*** Extracted data

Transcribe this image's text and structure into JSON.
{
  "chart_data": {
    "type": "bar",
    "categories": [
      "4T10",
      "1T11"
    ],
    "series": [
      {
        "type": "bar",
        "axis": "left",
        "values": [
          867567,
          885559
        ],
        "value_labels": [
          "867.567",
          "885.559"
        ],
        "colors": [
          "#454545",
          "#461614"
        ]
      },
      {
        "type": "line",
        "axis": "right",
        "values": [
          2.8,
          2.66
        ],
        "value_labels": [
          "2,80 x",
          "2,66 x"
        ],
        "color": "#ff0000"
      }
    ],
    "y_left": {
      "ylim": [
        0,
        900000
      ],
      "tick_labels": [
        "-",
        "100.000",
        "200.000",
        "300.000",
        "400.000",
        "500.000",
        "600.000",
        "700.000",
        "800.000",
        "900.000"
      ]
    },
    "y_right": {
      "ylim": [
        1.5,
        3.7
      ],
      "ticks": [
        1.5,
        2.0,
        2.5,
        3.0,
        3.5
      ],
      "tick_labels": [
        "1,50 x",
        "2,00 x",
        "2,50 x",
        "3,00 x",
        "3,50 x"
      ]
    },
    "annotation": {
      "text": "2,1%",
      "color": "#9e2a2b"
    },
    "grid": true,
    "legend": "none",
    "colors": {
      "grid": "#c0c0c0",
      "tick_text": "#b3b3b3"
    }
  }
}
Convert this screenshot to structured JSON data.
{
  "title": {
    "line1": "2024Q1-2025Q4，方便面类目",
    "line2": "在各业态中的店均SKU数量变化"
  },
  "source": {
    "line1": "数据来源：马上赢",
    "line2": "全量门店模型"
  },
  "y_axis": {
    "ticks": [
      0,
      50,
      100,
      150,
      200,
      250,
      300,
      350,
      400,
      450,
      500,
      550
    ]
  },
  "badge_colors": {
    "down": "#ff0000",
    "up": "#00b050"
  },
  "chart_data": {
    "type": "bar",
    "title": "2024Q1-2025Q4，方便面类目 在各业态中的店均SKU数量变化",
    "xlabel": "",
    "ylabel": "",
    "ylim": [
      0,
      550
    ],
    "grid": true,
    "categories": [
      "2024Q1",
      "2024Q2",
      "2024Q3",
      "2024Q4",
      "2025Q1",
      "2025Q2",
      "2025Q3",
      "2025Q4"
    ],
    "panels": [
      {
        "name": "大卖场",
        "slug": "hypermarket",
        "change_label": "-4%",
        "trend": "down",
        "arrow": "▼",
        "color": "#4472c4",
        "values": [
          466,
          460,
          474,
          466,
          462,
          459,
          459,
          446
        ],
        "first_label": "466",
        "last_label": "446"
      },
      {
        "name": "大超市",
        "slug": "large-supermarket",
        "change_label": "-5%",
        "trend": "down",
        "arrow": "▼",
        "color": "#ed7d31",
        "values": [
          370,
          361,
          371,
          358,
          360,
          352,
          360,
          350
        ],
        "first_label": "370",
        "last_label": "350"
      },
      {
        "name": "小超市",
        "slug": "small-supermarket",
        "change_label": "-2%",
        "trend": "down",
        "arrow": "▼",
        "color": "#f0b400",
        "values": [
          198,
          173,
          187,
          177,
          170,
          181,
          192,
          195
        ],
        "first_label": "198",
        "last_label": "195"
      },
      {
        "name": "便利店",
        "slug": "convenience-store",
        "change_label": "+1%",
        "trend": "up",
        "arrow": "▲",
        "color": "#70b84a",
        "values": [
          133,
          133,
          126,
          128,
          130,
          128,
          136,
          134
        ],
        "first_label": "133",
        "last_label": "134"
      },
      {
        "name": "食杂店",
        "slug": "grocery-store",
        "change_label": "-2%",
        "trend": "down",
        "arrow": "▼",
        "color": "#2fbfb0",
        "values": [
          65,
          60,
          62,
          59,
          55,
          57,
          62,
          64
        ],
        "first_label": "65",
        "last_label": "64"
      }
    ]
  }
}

******

**Required work**
Reply with only the number of lines in the entries that contain the word "title".

**Output of the task**
2